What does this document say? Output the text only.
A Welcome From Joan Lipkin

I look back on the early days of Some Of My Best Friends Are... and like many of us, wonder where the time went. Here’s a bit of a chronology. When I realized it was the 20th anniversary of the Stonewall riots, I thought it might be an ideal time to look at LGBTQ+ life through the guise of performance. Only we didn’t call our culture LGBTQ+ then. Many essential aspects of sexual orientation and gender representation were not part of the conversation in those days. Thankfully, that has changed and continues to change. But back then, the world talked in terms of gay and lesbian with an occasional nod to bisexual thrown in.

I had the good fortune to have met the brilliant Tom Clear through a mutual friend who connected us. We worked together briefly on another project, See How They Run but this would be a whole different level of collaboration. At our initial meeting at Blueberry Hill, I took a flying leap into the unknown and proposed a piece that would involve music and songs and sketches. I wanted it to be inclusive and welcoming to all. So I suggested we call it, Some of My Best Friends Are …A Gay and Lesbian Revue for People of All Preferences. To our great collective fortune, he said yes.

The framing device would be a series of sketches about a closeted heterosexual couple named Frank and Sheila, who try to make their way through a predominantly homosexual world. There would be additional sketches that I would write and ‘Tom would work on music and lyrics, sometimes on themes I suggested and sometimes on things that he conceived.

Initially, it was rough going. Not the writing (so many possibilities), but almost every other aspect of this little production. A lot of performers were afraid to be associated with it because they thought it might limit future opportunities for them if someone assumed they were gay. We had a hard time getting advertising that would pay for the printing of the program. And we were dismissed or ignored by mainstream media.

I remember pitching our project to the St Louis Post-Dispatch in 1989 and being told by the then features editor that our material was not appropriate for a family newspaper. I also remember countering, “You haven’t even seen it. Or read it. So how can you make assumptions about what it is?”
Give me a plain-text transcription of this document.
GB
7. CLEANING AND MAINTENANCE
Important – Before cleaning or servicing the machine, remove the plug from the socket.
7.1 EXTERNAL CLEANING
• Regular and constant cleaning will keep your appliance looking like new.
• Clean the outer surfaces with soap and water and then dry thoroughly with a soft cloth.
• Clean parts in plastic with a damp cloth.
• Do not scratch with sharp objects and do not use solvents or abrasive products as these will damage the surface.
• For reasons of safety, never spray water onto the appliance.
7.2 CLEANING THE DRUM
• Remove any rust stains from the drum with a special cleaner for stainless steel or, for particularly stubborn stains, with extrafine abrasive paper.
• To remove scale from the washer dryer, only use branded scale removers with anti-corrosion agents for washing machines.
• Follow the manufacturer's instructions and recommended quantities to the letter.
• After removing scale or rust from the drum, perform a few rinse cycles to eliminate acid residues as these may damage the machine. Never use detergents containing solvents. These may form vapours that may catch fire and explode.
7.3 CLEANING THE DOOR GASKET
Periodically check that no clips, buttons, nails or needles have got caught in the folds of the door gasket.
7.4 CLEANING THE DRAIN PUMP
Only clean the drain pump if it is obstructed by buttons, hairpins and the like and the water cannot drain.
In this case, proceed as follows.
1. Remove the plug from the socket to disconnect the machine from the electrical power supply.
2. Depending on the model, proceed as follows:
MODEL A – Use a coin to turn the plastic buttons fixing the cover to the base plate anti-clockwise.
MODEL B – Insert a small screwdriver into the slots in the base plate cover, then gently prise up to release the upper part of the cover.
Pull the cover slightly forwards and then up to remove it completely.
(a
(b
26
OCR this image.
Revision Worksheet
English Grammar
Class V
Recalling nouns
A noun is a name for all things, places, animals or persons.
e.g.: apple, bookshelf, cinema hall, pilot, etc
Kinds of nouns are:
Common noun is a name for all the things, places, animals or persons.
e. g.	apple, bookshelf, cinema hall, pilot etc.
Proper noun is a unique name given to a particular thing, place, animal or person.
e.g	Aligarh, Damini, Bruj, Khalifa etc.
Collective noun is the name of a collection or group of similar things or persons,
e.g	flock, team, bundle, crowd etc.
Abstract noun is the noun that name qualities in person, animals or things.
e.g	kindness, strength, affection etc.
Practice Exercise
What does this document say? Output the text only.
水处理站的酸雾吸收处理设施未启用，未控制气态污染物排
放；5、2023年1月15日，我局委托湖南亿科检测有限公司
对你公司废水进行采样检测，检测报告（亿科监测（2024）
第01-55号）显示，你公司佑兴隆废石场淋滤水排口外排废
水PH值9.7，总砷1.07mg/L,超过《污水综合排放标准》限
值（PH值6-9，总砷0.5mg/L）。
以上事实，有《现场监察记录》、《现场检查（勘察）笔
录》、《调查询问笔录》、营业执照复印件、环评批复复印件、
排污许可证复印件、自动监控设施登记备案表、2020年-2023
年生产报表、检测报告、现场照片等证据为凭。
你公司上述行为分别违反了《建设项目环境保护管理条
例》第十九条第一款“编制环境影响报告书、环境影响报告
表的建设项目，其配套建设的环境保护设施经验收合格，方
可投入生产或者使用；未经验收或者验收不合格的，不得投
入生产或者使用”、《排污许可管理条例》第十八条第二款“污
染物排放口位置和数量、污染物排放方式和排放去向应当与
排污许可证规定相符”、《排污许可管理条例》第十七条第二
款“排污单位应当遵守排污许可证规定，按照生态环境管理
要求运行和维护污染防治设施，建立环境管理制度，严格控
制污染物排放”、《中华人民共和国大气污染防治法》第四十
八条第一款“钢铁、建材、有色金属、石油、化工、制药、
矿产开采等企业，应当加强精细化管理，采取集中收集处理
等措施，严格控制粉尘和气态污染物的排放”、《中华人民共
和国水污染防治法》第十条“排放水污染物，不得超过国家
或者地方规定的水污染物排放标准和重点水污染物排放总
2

#### PROBLEM DESCRIPTION:
Answer with a single number: the count of lines holding the word "through".

#### TASK ANSWER:
3